▶ [Work to complete]: Write out the records beneath this line exactly as they appear, minus any images.

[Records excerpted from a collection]
--------
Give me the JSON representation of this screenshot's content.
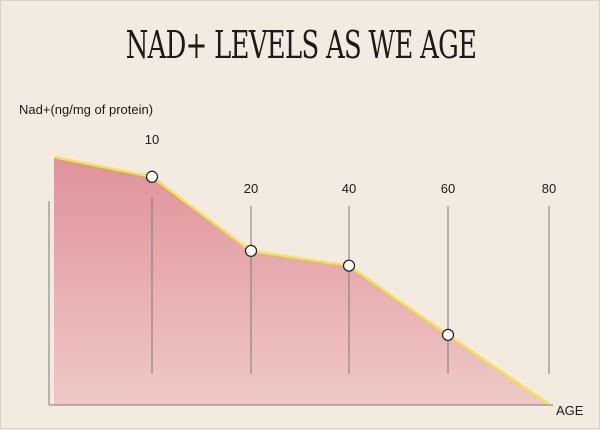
{
  "chart_data": {
    "type": "area",
    "title": "NAD+ LEVELS AS WE AGE",
    "ylabel": "Nad+(ng/mg of protein)",
    "xlabel": "AGE",
    "categories": [
      "",
      "10",
      "20",
      "40",
      "60",
      "80"
    ],
    "values": [
      100,
      92,
      62,
      56,
      28,
      0
    ],
    "marked_points": [
      1,
      2,
      3,
      4
    ],
    "ylim": [
      0,
      100
    ],
    "grid": false,
    "colors": {
      "area_top": "#e0929a",
      "area_bottom": "#efc9c6",
      "line": "#f2e64a",
      "marker_fill": "#ffffff",
      "marker_stroke": "#1a1a1a",
      "axis": "#7a7a7a"
    }
  }
}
--------
▶ [Exercise result]:
Give me the JSON representation of this screenshot's content.
{
  "chart_data": {
    "type": "area",
    "title": "NAD+ LEVELS AS WE AGE",
    "ylabel": "Nad+(ng/mg of protein)",
    "xlabel": "AGE",
    "categories": [
      "",
      "10",
      "20",
      "40",
      "60",
      "80"
    ],
    "values": [
      100,
      92,
      62,
      56,
      28,
      0
    ],
    "marked_points": [
      1,
      2,
      3,
      4
    ],
    "ylim": [
      0,
      100
    ],
    "grid": false,
    "colors": {
      "area_top": "#e0929a",
      "area_bottom": "#efc9c6",
      "line": "#f2e64a",
      "marker_fill": "#ffffff",
      "marker_stroke": "#1a1a1a",
      "axis": "#7a7a7a"
    }
  }
}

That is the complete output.